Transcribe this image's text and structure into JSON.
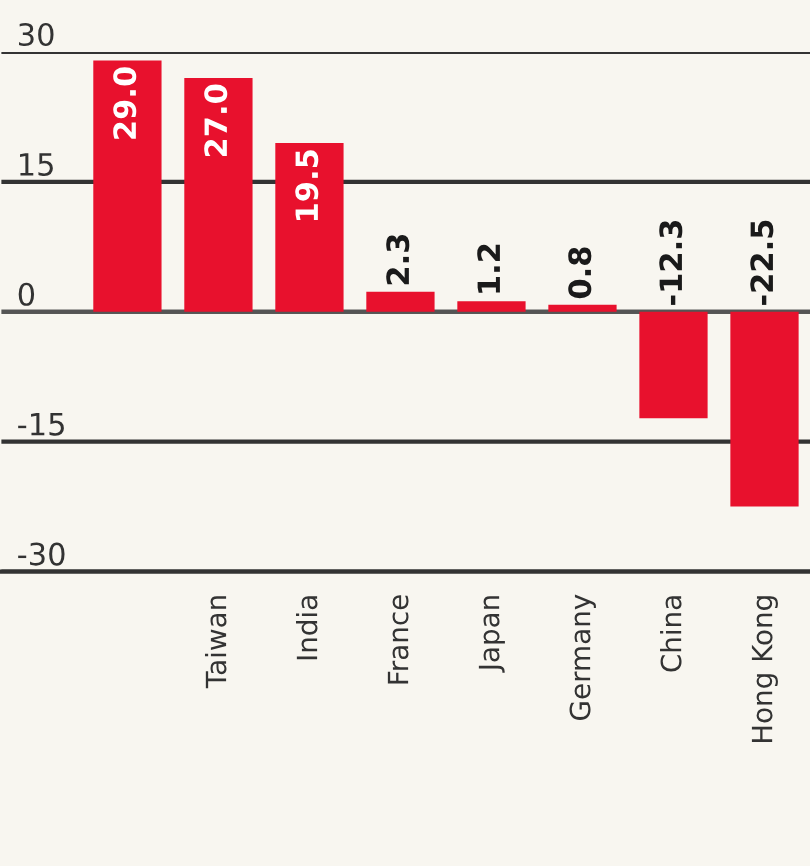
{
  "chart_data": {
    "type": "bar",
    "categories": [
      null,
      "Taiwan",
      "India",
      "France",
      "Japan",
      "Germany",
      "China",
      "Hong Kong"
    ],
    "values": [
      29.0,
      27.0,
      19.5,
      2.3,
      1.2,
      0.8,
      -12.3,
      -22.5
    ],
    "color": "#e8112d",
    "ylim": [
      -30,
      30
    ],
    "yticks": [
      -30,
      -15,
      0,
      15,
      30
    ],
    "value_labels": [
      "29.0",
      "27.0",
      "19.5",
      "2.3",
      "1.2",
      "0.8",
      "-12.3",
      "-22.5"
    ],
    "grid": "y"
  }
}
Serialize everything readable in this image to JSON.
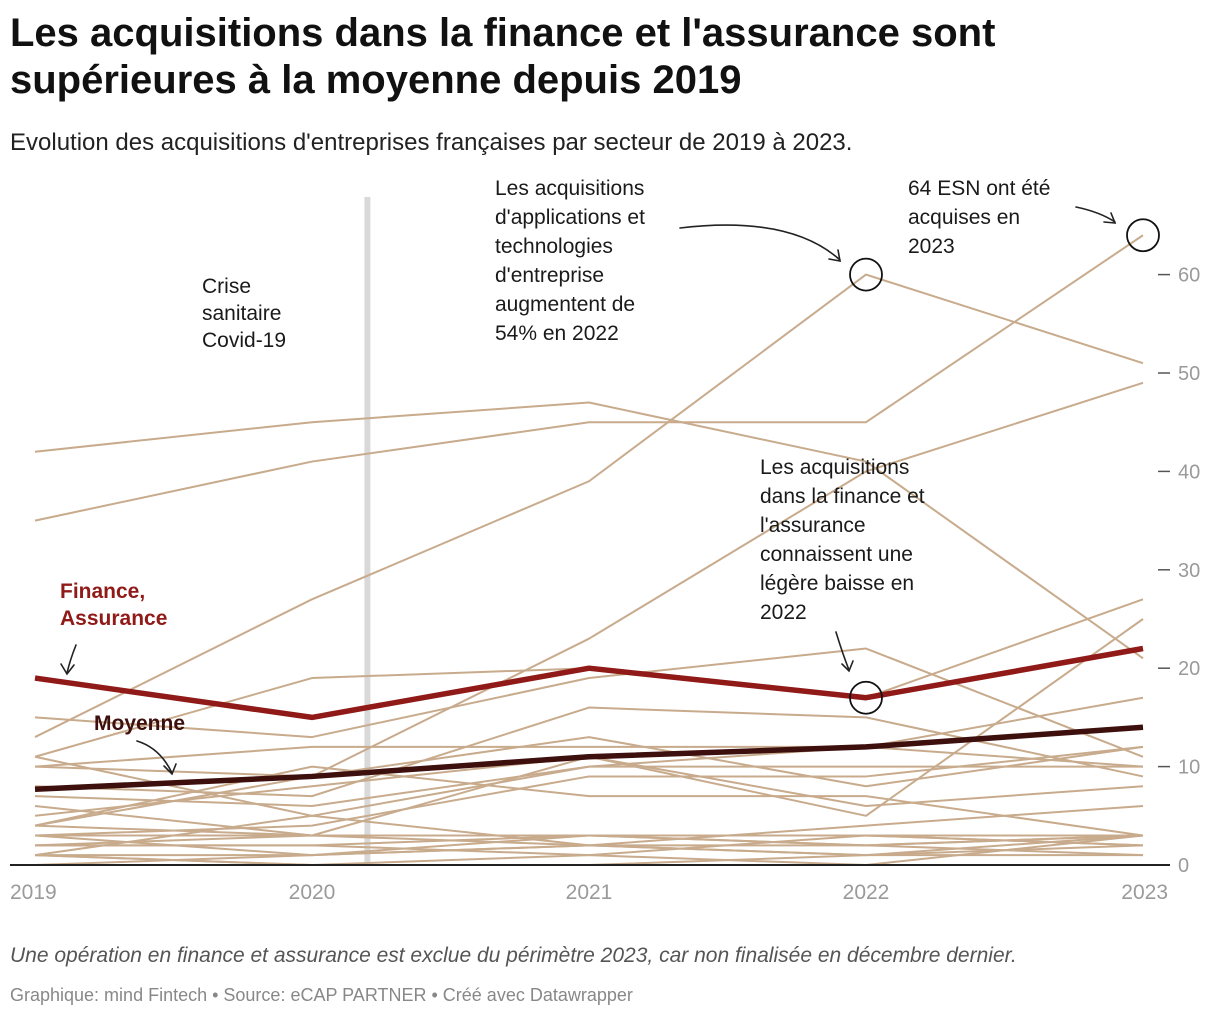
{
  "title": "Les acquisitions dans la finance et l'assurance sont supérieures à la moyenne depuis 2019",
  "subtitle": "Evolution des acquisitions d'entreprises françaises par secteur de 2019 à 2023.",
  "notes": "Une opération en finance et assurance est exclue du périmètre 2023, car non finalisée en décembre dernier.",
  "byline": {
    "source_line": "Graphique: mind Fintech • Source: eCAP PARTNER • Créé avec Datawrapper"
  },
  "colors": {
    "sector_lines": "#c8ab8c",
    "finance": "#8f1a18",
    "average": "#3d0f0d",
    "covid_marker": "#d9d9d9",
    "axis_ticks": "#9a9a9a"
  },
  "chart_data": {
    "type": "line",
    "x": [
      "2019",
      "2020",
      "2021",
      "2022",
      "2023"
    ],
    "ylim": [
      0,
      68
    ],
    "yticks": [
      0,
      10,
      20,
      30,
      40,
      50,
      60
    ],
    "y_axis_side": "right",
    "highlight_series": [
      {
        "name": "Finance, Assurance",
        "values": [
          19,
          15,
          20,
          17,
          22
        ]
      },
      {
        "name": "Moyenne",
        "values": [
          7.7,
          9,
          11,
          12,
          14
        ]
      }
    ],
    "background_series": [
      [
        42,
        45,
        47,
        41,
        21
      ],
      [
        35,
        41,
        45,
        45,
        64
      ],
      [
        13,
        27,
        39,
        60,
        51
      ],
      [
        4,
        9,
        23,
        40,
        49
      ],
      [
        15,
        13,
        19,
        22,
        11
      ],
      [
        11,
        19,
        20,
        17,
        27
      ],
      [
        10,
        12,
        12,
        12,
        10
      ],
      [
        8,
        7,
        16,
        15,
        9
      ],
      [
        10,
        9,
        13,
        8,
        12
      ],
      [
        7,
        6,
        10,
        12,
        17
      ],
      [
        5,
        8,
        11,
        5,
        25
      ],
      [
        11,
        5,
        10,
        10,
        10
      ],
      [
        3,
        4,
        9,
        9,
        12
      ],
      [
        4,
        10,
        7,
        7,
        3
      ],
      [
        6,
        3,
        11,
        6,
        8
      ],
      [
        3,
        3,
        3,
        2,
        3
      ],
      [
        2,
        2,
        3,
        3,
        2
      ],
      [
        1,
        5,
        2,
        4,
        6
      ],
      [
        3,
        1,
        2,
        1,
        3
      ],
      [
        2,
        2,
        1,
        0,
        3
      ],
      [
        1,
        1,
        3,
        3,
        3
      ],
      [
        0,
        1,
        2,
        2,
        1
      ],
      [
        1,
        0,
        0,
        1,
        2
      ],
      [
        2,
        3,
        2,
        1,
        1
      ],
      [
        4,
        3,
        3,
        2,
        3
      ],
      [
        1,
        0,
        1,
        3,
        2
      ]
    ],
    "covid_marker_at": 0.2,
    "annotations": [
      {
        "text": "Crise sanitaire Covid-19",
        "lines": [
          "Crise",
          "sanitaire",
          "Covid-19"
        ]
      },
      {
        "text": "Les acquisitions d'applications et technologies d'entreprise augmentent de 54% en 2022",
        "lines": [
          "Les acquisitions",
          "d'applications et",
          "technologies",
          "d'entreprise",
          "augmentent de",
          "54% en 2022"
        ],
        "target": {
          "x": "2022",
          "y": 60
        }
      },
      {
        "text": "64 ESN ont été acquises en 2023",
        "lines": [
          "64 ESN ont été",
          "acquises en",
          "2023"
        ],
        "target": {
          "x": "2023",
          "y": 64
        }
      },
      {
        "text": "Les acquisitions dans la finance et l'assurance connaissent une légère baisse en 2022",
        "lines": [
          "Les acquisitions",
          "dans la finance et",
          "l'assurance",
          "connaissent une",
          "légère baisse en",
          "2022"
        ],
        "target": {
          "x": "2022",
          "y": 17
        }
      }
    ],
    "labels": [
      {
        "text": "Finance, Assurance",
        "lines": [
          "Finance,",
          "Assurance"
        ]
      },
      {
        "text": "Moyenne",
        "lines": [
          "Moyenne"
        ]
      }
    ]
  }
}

· · · · · · ·

From the listing above, pick out every line containing "JSON".

Transcribe this image's text and structure into JSON.
Serialize everything readable in this image to JSON.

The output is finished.